## Task instructions
Reproduce all of the data exactly. Images are not to appear in the reply.

_____

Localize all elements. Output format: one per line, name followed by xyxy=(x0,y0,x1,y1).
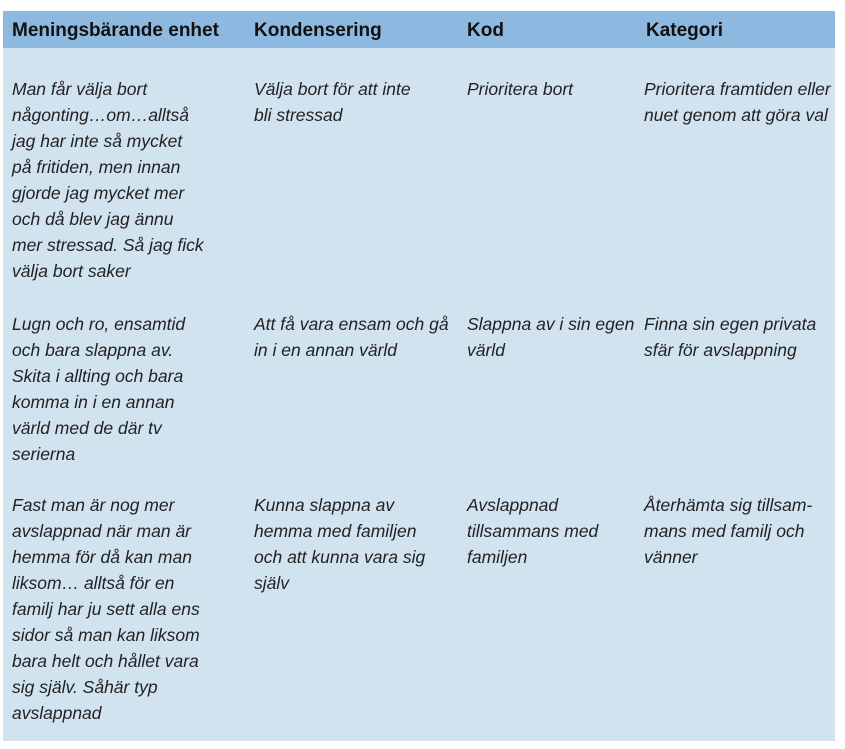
header-category: Kategori xyxy=(646,20,724,41)
cell-category: Återhämta sig tillsam- mans med familj och vänner xyxy=(644,495,813,567)
cell-category: Finna sin egen privata sfär för avslappning xyxy=(644,314,817,360)
cell-category: Prioritera framtiden eller nuet genom att göra val xyxy=(644,79,831,125)
header-meaning-unit: Meningsbärande enhet xyxy=(12,20,219,41)
header-condensation: Kondensering xyxy=(254,20,382,41)
cell-condensation: Välja bort för att inte bli stressad xyxy=(254,79,411,125)
analysis-table xyxy=(3,11,835,741)
cell-meaning-unit: Man får välja bort någonting…om…alltså jag har inte så mycket på fritiden, men innan gjorde jag mycket mer och då blev jag ännu mer stressad. Så jag fick välja bort saker xyxy=(12,79,204,281)
cell-condensation: Att få vara ensam och gå in i en annan värld xyxy=(254,314,449,360)
cell-meaning-unit: Lugn och ro, ensamtid och bara slappna av. Skita i allting och bara komma in i en annan värld med de där tv serierna xyxy=(12,314,186,464)
header-code: Kod xyxy=(467,20,504,41)
cell-condensation: Kunna slappna av hemma med familjen och att kunna vara sig själv xyxy=(254,495,426,593)
table-header-row xyxy=(3,11,835,48)
cell-meaning-unit: Fast man är nog mer avslappnad när man är hemma för då kan man liksom… alltså för en familj har ju sett alla ens sidor så man kan liksom bara helt och hållet vara sig själv. Såhär typ avslappnad xyxy=(12,495,200,723)
cell-code: Prioritera bort xyxy=(467,79,574,99)
cell-code: Slappna av i sin egen värld xyxy=(467,314,635,360)
cell-code: Avslappnad tillsammans med familjen xyxy=(467,495,599,567)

_____

## Solution
Localize all elements. Output format: one per line, name followed by xyxy=(x0,y0,x1,y1).
header-category: Kategori xyxy=(646,20,724,41)
cell-category: Återhämta sig tillsam- mans med familj och vänner xyxy=(644,495,813,567)
cell-category: Finna sin egen privata sfär för avslappning xyxy=(644,314,817,360)
cell-category: Prioritera framtiden eller nuet genom att göra val xyxy=(644,79,831,125)
header-meaning-unit: Meningsbärande enhet xyxy=(12,20,219,41)
header-condensation: Kondensering xyxy=(254,20,382,41)
cell-condensation: Välja bort för att inte bli stressad xyxy=(254,79,411,125)
analysis-table xyxy=(3,11,835,741)
cell-meaning-unit: Man får välja bort någonting…om…alltså jag har inte så mycket på fritiden, men innan gjorde jag mycket mer och då blev jag ännu mer stressad. Så jag fick välja bort saker xyxy=(12,79,204,281)
cell-condensation: Att få vara ensam och gå in i en annan värld xyxy=(254,314,449,360)
cell-meaning-unit: Lugn och ro, ensamtid och bara slappna av. Skita i allting och bara komma in i en annan värld med de där tv serierna xyxy=(12,314,186,464)
header-code: Kod xyxy=(467,20,504,41)
cell-condensation: Kunna slappna av hemma med familjen och att kunna vara sig själv xyxy=(254,495,426,593)
table-header-row xyxy=(3,11,835,48)
cell-meaning-unit: Fast man är nog mer avslappnad när man är hemma för då kan man liksom… alltså för en familj har ju sett alla ens sidor så man kan liksom bara helt och hållet vara sig själv. Såhär typ avslappnad xyxy=(12,495,200,723)
cell-code: Prioritera bort xyxy=(467,79,574,99)
cell-code: Slappna av i sin egen värld xyxy=(467,314,635,360)
cell-code: Avslappnad tillsammans med familjen xyxy=(467,495,599,567)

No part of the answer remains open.